Given exercise. Retype all the records with nothing changed.

[Records excerpted from a collection]

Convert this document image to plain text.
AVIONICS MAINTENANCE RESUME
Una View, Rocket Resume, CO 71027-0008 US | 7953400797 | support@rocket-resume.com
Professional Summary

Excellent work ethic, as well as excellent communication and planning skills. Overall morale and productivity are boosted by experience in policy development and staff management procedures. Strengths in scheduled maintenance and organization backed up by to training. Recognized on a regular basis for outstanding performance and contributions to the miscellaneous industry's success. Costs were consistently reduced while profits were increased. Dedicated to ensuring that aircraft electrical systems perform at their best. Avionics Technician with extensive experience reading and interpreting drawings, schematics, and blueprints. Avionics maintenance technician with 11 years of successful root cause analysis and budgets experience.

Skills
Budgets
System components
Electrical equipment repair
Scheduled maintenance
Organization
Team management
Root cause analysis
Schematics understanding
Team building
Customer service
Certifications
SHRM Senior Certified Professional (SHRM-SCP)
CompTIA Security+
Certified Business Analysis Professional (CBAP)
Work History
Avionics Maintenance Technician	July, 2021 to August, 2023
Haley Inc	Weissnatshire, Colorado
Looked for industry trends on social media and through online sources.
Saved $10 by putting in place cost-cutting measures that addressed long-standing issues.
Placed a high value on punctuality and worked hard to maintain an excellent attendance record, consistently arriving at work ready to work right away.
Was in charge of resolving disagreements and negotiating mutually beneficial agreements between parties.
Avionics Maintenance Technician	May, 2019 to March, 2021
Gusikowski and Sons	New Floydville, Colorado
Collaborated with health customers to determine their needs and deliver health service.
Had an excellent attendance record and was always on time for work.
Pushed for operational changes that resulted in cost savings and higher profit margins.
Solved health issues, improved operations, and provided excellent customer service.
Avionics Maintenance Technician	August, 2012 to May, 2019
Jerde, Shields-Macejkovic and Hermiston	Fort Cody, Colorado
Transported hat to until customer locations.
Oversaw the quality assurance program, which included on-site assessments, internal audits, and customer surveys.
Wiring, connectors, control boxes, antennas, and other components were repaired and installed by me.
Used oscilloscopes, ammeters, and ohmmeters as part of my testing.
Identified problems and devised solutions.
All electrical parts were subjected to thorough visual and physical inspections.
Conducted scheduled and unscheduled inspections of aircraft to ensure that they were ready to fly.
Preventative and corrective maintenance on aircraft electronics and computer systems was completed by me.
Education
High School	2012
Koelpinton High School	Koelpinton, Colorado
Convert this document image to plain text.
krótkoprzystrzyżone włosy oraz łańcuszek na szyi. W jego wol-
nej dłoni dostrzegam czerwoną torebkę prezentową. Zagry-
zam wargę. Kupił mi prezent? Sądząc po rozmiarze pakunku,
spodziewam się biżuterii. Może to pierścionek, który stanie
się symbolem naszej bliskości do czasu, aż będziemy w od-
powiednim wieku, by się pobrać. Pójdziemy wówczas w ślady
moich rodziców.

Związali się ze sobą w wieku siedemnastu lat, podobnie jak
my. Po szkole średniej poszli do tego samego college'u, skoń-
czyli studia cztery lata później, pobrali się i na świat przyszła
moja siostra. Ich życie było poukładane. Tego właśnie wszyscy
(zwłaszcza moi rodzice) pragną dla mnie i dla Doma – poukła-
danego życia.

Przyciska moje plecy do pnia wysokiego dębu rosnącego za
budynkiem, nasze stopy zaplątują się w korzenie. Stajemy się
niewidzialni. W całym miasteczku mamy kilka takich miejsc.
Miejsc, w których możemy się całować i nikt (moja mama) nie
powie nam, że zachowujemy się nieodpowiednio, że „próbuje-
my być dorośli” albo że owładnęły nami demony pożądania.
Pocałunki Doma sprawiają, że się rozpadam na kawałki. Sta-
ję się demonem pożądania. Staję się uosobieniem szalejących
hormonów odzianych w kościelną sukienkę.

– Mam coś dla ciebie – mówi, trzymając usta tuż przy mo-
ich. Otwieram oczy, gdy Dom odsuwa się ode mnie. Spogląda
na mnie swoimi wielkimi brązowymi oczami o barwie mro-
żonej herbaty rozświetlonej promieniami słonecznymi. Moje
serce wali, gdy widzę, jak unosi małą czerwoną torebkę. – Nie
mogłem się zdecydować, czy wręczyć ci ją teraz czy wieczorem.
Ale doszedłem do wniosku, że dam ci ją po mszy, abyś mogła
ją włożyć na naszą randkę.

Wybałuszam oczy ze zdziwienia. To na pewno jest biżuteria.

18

Expected answer.
Convert this document image to plain text.
AVIONICS MAINTENANCE RESUME
Una View, Rocket Resume, CO 71027-0008 US | 7953400797 | support@rocket-resume.com
Professional Summary

Excellent work ethic, as well as excellent communication and planning skills. Overall morale and productivity are boosted by experience in policy development and staff management procedures. Strengths in scheduled maintenance and organization backed up by to training. Recognized on a regular basis for outstanding performance and contributions to the miscellaneous industry's success. Costs were consistently reduced while profits were increased. Dedicated to ensuring that aircraft electrical systems perform at their best. Avionics Technician with extensive experience reading and interpreting drawings, schematics, and blueprints. Avionics maintenance technician with 11 years of successful root cause analysis and budgets experience.

Skills
Budgets
System components
Electrical equipment repair
Scheduled maintenance
Organization
Team management
Root cause analysis
Schematics understanding
Team building
Customer service
Certifications
SHRM Senior Certified Professional (SHRM-SCP)
CompTIA Security+
Certified Business Analysis Professional (CBAP)
Work History
Avionics Maintenance Technician	July, 2021 to August, 2023
Haley Inc	Weissnatshire, Colorado
Looked for industry trends on social media and through online sources.
Saved $10 by putting in place cost-cutting measures that addressed long-standing issues.
Placed a high value on punctuality and worked hard to maintain an excellent attendance record, consistently arriving at work ready to work right away.
Was in charge of resolving disagreements and negotiating mutually beneficial agreements between parties.
Avionics Maintenance Technician	May, 2019 to March, 2021
Gusikowski and Sons	New Floydville, Colorado
Collaborated with health customers to determine their needs and deliver health service.
Had an excellent attendance record and was always on time for work.
Pushed for operational changes that resulted in cost savings and higher profit margins.
Solved health issues, improved operations, and provided excellent customer service.
Avionics Maintenance Technician	August, 2012 to May, 2019
Jerde, Shields-Macejkovic and Hermiston	Fort Cody, Colorado
Transported hat to until customer locations.
Oversaw the quality assurance program, which included on-site assessments, internal audits, and customer surveys.
Wiring, connectors, control boxes, antennas, and other components were repaired and installed by me.
Used oscilloscopes, ammeters, and ohmmeters as part of my testing.
Identified problems and devised solutions.
All electrical parts were subjected to thorough visual and physical inspections.
Conducted scheduled and unscheduled inspections of aircraft to ensure that they were ready to fly.
Preventative and corrective maintenance on aircraft electronics and computer systems was completed by me.
Education
High School	2012
Koelpinton High School	Koelpinton, Colorado
Convert this document image to plain text.
krótkoprzystrzyżone włosy oraz łańcuszek na szyi. W jego wol-
nej dłoni dostrzegam czerwoną torebkę prezentową. Zagry-
zam wargę. Kupił mi prezent? Sądząc po rozmiarze pakunku,
spodziewam się biżuterii. Może to pierścionek, który stanie
się symbolem naszej bliskości do czasu, aż będziemy w od-
powiednim wieku, by się pobrać. Pójdziemy wówczas w ślady
moich rodziców.

Związali się ze sobą w wieku siedemnastu lat, podobnie jak
my. Po szkole średniej poszli do tego samego college'u, skoń-
czyli studia cztery lata później, pobrali się i na świat przyszła
moja siostra. Ich życie było poukładane. Tego właśnie wszyscy
(zwłaszcza moi rodzice) pragną dla mnie i dla Doma – poukła-
danego życia.

Przyciska moje plecy do pnia wysokiego dębu rosnącego za
budynkiem, nasze stopy zaplątują się w korzenie. Stajemy się
niewidzialni. W całym miasteczku mamy kilka takich miejsc.
Miejsc, w których możemy się całować i nikt (moja mama) nie
powie nam, że zachowujemy się nieodpowiednio, że „próbuje-
my być dorośli” albo że owładnęły nami demony pożądania.
Pocałunki Doma sprawiają, że się rozpadam na kawałki. Sta-
ję się demonem pożądania. Staję się uosobieniem szalejących
hormonów odzianych w kościelną sukienkę.

– Mam coś dla ciebie – mówi, trzymając usta tuż przy mo-
ich. Otwieram oczy, gdy Dom odsuwa się ode mnie. Spogląda
na mnie swoimi wielkimi brązowymi oczami o barwie mro-
żonej herbaty rozświetlonej promieniami słonecznymi. Moje
serce wali, gdy widzę, jak unosi małą czerwoną torebkę. – Nie
mogłem się zdecydować, czy wręczyć ci ją teraz czy wieczorem.
Ale doszedłem do wniosku, że dam ci ją po mszy, abyś mogła
ją włożyć na naszą randkę.

Wybałuszam oczy ze zdziwienia. To na pewno jest biżuteria.

18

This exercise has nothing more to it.